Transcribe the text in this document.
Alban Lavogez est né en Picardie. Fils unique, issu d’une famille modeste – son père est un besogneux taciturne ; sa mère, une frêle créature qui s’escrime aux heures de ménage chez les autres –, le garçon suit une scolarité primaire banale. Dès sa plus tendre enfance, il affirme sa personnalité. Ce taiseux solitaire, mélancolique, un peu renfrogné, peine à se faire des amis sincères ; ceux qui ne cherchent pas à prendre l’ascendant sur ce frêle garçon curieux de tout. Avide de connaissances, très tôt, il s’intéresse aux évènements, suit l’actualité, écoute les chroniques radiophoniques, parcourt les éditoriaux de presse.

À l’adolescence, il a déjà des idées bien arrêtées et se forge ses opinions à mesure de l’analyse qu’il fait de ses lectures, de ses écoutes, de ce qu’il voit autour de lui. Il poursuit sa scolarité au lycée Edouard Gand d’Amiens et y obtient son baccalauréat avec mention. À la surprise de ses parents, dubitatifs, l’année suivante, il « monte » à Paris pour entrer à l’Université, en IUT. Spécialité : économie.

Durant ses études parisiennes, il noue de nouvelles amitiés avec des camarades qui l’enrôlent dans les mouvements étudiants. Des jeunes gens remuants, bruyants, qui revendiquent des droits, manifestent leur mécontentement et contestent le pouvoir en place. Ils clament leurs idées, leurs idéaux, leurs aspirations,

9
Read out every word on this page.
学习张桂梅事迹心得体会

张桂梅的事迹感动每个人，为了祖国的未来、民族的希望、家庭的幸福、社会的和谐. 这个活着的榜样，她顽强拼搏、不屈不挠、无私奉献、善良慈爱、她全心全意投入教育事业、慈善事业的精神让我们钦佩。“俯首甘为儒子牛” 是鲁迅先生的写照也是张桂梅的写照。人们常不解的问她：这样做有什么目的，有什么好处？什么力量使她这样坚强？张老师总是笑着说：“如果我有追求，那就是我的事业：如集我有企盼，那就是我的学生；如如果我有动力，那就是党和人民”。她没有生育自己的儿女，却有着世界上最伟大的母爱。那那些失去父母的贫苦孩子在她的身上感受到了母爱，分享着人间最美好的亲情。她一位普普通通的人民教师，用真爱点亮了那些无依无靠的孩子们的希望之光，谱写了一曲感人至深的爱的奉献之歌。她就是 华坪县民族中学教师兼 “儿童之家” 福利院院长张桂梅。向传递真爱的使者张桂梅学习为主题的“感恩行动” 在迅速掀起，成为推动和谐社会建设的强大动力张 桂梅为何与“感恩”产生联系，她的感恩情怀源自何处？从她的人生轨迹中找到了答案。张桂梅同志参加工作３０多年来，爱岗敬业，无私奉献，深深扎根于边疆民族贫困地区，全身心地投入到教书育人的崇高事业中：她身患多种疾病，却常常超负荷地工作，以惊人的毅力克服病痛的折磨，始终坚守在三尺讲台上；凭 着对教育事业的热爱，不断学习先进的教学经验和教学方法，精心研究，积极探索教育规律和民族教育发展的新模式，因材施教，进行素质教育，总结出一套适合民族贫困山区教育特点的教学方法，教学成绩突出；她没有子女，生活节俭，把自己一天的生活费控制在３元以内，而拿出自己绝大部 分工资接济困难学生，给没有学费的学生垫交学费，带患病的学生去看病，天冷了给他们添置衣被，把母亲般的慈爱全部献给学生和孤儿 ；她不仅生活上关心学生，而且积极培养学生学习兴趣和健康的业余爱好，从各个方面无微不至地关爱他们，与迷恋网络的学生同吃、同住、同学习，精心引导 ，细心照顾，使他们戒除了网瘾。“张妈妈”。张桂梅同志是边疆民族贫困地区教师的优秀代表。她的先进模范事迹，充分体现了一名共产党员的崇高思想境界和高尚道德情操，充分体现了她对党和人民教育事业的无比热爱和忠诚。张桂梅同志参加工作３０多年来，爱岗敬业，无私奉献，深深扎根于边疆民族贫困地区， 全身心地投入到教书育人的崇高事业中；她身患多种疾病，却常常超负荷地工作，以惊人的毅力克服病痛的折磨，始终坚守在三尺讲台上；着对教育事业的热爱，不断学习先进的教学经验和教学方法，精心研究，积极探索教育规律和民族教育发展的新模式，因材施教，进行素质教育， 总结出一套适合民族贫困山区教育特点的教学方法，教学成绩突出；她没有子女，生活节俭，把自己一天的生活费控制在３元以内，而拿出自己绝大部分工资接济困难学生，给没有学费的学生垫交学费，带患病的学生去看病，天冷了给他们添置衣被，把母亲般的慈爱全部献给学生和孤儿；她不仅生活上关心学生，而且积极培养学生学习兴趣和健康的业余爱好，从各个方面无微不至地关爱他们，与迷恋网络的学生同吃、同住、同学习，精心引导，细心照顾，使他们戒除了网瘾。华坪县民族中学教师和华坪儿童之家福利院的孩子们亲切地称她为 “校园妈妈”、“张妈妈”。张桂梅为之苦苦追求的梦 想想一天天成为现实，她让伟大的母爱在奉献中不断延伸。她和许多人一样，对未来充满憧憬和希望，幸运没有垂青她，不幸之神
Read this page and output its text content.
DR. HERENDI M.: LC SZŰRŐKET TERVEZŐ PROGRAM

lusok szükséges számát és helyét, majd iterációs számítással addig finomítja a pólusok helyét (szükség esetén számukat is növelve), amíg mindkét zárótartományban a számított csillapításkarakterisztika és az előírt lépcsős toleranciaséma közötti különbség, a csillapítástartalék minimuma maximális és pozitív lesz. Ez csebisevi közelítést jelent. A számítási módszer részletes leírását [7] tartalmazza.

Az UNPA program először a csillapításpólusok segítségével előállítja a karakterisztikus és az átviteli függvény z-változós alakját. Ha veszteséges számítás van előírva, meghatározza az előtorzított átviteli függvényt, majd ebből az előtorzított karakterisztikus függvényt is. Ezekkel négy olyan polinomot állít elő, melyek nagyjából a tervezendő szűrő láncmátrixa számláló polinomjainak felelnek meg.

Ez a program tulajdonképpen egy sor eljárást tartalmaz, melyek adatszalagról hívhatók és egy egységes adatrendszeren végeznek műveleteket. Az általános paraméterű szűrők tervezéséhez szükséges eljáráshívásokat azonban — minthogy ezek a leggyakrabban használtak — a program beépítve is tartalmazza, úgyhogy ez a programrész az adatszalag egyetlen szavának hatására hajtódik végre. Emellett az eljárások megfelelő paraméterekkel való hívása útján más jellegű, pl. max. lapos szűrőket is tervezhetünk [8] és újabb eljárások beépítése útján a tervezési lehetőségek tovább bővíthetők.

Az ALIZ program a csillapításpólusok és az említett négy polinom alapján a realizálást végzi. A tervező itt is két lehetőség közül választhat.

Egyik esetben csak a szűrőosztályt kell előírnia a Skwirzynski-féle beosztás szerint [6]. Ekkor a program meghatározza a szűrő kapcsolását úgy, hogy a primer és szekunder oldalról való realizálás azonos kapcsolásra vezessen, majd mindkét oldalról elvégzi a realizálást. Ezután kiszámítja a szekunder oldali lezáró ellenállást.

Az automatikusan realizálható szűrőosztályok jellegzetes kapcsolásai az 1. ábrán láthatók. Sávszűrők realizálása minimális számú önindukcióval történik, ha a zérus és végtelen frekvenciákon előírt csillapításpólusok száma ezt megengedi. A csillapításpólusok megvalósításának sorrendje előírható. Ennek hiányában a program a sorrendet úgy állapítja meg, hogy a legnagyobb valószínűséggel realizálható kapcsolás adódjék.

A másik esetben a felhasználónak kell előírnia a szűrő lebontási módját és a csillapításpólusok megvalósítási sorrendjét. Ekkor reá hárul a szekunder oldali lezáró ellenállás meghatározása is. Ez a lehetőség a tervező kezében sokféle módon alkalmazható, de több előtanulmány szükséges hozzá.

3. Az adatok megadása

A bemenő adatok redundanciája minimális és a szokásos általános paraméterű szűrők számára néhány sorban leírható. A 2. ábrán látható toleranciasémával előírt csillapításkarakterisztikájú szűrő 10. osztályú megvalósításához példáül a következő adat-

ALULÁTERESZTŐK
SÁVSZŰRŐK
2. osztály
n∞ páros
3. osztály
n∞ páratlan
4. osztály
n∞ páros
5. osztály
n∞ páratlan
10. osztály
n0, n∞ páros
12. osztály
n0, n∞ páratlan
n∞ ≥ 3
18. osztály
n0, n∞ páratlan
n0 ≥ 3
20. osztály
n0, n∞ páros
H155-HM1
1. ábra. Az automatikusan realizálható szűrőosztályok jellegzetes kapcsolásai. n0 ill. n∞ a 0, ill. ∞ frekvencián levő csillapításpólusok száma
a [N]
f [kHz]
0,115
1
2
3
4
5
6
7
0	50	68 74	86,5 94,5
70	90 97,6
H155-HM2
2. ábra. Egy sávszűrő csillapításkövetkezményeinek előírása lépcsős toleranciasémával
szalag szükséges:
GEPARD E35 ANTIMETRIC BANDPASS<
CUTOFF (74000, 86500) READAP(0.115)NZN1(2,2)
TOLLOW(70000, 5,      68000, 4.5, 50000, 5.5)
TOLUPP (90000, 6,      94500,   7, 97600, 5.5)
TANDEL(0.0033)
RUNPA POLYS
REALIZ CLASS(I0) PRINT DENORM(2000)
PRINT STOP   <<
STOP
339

- Short problem -
Which lines hold the word "this"? Return all of them from the records above.

- Result of the task -
Transcribe the text in this document.
Read out every word on this page.
Read this page and output its text content.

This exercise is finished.